» Problem to work on
The records underneath are to be repeated exactly, with the pictures left out.

BEGIN Input material

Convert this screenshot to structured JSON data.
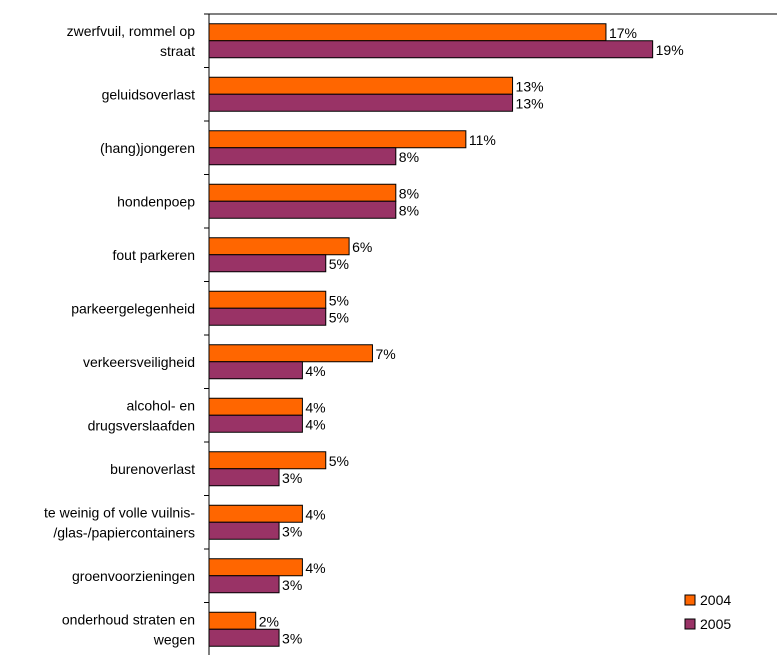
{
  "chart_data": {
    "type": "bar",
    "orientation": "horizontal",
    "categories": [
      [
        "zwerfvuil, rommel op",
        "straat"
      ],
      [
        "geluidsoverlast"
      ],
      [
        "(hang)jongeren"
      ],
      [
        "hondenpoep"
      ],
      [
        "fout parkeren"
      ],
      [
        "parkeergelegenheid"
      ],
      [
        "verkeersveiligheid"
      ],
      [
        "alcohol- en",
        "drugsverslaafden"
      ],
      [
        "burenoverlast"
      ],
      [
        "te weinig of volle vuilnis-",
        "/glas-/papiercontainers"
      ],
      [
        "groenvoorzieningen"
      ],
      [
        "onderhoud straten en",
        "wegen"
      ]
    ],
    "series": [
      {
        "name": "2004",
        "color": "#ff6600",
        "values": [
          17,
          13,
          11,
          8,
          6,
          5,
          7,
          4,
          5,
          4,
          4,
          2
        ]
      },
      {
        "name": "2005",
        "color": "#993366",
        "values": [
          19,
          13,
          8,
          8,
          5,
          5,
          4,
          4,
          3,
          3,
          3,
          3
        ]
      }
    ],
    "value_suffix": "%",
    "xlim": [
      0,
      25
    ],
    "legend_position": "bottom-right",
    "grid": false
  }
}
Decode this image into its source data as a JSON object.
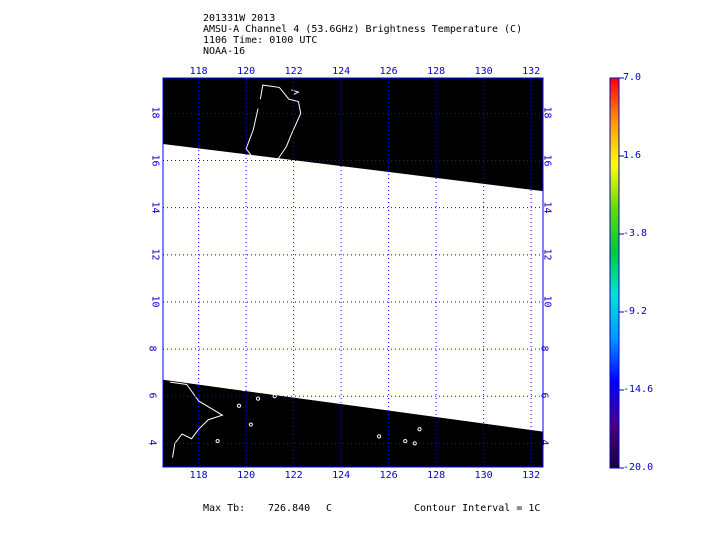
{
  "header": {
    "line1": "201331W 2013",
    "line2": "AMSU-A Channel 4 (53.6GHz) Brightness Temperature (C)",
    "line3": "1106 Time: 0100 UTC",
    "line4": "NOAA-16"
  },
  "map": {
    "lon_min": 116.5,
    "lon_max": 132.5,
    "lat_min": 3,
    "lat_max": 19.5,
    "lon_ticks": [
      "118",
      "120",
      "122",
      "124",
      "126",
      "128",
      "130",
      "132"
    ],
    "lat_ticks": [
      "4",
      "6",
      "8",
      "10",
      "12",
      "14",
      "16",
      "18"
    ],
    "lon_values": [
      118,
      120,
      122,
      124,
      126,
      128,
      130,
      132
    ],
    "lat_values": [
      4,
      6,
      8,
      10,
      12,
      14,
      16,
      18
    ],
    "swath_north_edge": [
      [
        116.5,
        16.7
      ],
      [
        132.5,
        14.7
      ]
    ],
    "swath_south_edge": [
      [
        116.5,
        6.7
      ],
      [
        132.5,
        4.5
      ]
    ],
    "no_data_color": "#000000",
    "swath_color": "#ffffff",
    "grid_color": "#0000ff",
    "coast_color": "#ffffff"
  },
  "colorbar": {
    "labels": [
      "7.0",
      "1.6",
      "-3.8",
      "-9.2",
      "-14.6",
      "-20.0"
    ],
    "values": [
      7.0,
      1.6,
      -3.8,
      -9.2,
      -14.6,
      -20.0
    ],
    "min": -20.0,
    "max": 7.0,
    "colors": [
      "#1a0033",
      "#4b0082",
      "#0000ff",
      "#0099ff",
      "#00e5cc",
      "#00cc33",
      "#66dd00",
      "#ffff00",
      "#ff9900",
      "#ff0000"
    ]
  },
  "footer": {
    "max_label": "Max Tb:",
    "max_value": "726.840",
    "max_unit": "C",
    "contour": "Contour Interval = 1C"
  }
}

END Input material

» Correct result
Convert this screenshot to structured JSON data.
{
  "chart_data": {
    "type": "bar",
    "orientation": "horizontal",
    "categories": [
      [
        "zwerfvuil, rommel op",
        "straat"
      ],
      [
        "geluidsoverlast"
      ],
      [
        "(hang)jongeren"
      ],
      [
        "hondenpoep"
      ],
      [
        "fout parkeren"
      ],
      [
        "parkeergelegenheid"
      ],
      [
        "verkeersveiligheid"
      ],
      [
        "alcohol- en",
        "drugsverslaafden"
      ],
      [
        "burenoverlast"
      ],
      [
        "te weinig of volle vuilnis-",
        "/glas-/papiercontainers"
      ],
      [
        "groenvoorzieningen"
      ],
      [
        "onderhoud straten en",
        "wegen"
      ]
    ],
    "series": [
      {
        "name": "2004",
        "color": "#ff6600",
        "values": [
          17,
          13,
          11,
          8,
          6,
          5,
          7,
          4,
          5,
          4,
          4,
          2
        ]
      },
      {
        "name": "2005",
        "color": "#993366",
        "values": [
          19,
          13,
          8,
          8,
          5,
          5,
          4,
          4,
          3,
          3,
          3,
          3
        ]
      }
    ],
    "value_suffix": "%",
    "xlim": [
      0,
      25
    ],
    "legend_position": "bottom-right",
    "grid": false
  }
}
Decode this image into its source data as a JSON object.
{
  "header": {
    "line1": "201331W 2013",
    "line2": "AMSU-A Channel 4 (53.6GHz) Brightness Temperature (C)",
    "line3": "1106 Time: 0100 UTC",
    "line4": "NOAA-16"
  },
  "map": {
    "lon_min": 116.5,
    "lon_max": 132.5,
    "lat_min": 3,
    "lat_max": 19.5,
    "lon_ticks": [
      "118",
      "120",
      "122",
      "124",
      "126",
      "128",
      "130",
      "132"
    ],
    "lat_ticks": [
      "4",
      "6",
      "8",
      "10",
      "12",
      "14",
      "16",
      "18"
    ],
    "lon_values": [
      118,
      120,
      122,
      124,
      126,
      128,
      130,
      132
    ],
    "lat_values": [
      4,
      6,
      8,
      10,
      12,
      14,
      16,
      18
    ],
    "swath_north_edge": [
      [
        116.5,
        16.7
      ],
      [
        132.5,
        14.7
      ]
    ],
    "swath_south_edge": [
      [
        116.5,
        6.7
      ],
      [
        132.5,
        4.5
      ]
    ],
    "no_data_color": "#000000",
    "swath_color": "#ffffff",
    "grid_color": "#0000ff",
    "coast_color": "#ffffff"
  },
  "colorbar": {
    "labels": [
      "7.0",
      "1.6",
      "-3.8",
      "-9.2",
      "-14.6",
      "-20.0"
    ],
    "values": [
      7.0,
      1.6,
      -3.8,
      -9.2,
      -14.6,
      -20.0
    ],
    "min": -20.0,
    "max": 7.0,
    "colors": [
      "#1a0033",
      "#4b0082",
      "#0000ff",
      "#0099ff",
      "#00e5cc",
      "#00cc33",
      "#66dd00",
      "#ffff00",
      "#ff9900",
      "#ff0000"
    ]
  },
  "footer": {
    "max_label": "Max Tb:",
    "max_value": "726.840",
    "max_unit": "C",
    "contour": "Contour Interval = 1C"
  }
}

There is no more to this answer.